[Provided material]
┌──

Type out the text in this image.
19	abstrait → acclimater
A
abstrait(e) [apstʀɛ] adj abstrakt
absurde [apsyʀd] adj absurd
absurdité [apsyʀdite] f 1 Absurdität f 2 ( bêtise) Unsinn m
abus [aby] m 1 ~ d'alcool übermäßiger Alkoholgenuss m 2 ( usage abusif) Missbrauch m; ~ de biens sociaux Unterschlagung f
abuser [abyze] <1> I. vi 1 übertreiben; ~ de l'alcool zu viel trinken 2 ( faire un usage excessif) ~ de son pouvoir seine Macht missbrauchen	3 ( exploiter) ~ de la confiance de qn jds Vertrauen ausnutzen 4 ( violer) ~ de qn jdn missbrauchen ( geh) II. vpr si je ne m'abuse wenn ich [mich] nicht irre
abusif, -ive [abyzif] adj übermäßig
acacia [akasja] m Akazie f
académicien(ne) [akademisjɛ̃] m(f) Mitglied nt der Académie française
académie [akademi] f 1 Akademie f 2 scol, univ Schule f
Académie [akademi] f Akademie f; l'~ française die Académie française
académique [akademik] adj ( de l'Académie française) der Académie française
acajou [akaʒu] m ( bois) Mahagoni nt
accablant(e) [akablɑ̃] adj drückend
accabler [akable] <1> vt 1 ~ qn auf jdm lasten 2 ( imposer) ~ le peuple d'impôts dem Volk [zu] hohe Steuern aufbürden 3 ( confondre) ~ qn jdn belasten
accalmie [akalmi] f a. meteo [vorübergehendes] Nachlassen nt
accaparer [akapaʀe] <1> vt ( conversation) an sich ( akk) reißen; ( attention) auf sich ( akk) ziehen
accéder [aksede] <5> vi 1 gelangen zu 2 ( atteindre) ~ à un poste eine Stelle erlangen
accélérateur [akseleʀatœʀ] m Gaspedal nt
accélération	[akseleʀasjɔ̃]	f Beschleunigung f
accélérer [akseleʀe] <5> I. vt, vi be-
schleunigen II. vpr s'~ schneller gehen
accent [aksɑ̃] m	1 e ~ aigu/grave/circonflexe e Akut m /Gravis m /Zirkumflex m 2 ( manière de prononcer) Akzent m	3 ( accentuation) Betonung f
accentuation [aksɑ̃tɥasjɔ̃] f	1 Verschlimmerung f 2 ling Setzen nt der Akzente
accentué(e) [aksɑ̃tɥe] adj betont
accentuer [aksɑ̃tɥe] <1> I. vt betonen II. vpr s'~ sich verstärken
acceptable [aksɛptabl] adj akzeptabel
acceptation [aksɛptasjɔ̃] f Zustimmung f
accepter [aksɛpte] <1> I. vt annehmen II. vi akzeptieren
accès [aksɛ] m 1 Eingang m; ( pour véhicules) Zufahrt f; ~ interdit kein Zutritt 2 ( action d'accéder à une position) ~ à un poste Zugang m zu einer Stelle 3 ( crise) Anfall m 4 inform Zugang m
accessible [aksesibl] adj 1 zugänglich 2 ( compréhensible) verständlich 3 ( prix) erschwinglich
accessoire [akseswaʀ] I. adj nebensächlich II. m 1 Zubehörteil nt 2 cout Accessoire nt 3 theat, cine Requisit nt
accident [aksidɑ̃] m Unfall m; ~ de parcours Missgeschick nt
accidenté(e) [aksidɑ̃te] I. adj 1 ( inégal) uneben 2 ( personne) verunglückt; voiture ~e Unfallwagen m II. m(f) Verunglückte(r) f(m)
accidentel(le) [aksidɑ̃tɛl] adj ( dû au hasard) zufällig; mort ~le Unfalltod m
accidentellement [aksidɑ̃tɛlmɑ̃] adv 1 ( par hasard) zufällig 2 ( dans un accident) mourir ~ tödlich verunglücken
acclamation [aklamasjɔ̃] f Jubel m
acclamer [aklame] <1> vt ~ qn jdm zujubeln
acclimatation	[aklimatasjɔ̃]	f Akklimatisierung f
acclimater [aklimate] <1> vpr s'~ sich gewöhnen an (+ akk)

└──

[Your goal]
Take every line that includes the string "accéder" and copy it.

[Response to the exercise]
accéder [aksede] <5> vi 1 gelangen zu 2 ( atteindre) ~ à un poste eine Stelle erlangen
accès [aksɛ] m 1 Eingang m; ( pour véhicules) Zufahrt f; ~ interdit kein Zutritt 2 ( action d'accéder à une position) ~ à un poste Zugang m zu einer Stelle 3 ( crise) Anfall m 4 inform Zugang m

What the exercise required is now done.